DATASET EXCERPTS:
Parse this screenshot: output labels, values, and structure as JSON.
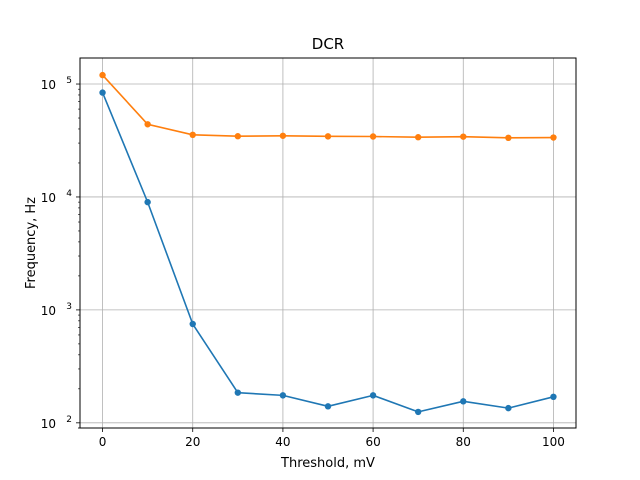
{
  "chart_data": {
    "type": "line",
    "title": "DCR",
    "xlabel": "Threshold, mV",
    "ylabel": "Frequency, Hz",
    "xlim": [
      -5,
      105
    ],
    "ylim": [
      90,
      170000
    ],
    "yscale": "log",
    "grid": true,
    "x_ticks": [
      0,
      20,
      40,
      60,
      80,
      100
    ],
    "y_ticks": [
      {
        "value": 100,
        "base": "10",
        "exp": "2"
      },
      {
        "value": 1000,
        "base": "10",
        "exp": "3"
      },
      {
        "value": 10000,
        "base": "10",
        "exp": "4"
      },
      {
        "value": 100000,
        "base": "10",
        "exp": "5"
      }
    ],
    "x": [
      0,
      10,
      20,
      30,
      40,
      50,
      60,
      70,
      80,
      90,
      100
    ],
    "series": [
      {
        "color": "#1f77b4",
        "values": [
          84000,
          9000,
          750,
          185,
          175,
          140,
          175,
          125,
          155,
          135,
          170
        ]
      },
      {
        "color": "#ff7f0e",
        "values": [
          120000,
          44000,
          35500,
          34500,
          34800,
          34400,
          34300,
          33800,
          34200,
          33400,
          33600
        ]
      }
    ]
  }
}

GOAL:
Word for word, quote the lines above. Omit the pictures.

EXERCISE RESPONSE:
Parse this screenshot: output labels, values, and structure as JSON.
{
  "chart_data": {
    "type": "line",
    "title": "DCR",
    "xlabel": "Threshold, mV",
    "ylabel": "Frequency, Hz",
    "xlim": [
      -5,
      105
    ],
    "ylim": [
      90,
      170000
    ],
    "yscale": "log",
    "grid": true,
    "x_ticks": [
      0,
      20,
      40,
      60,
      80,
      100
    ],
    "y_ticks": [
      {
        "value": 100,
        "base": "10",
        "exp": "2"
      },
      {
        "value": 1000,
        "base": "10",
        "exp": "3"
      },
      {
        "value": 10000,
        "base": "10",
        "exp": "4"
      },
      {
        "value": 100000,
        "base": "10",
        "exp": "5"
      }
    ],
    "x": [
      0,
      10,
      20,
      30,
      40,
      50,
      60,
      70,
      80,
      90,
      100
    ],
    "series": [
      {
        "color": "#1f77b4",
        "values": [
          84000,
          9000,
          750,
          185,
          175,
          140,
          175,
          125,
          155,
          135,
          170
        ]
      },
      {
        "color": "#ff7f0e",
        "values": [
          120000,
          44000,
          35500,
          34500,
          34800,
          34400,
          34300,
          33800,
          34200,
          33400,
          33600
        ]
      }
    ]
  }
}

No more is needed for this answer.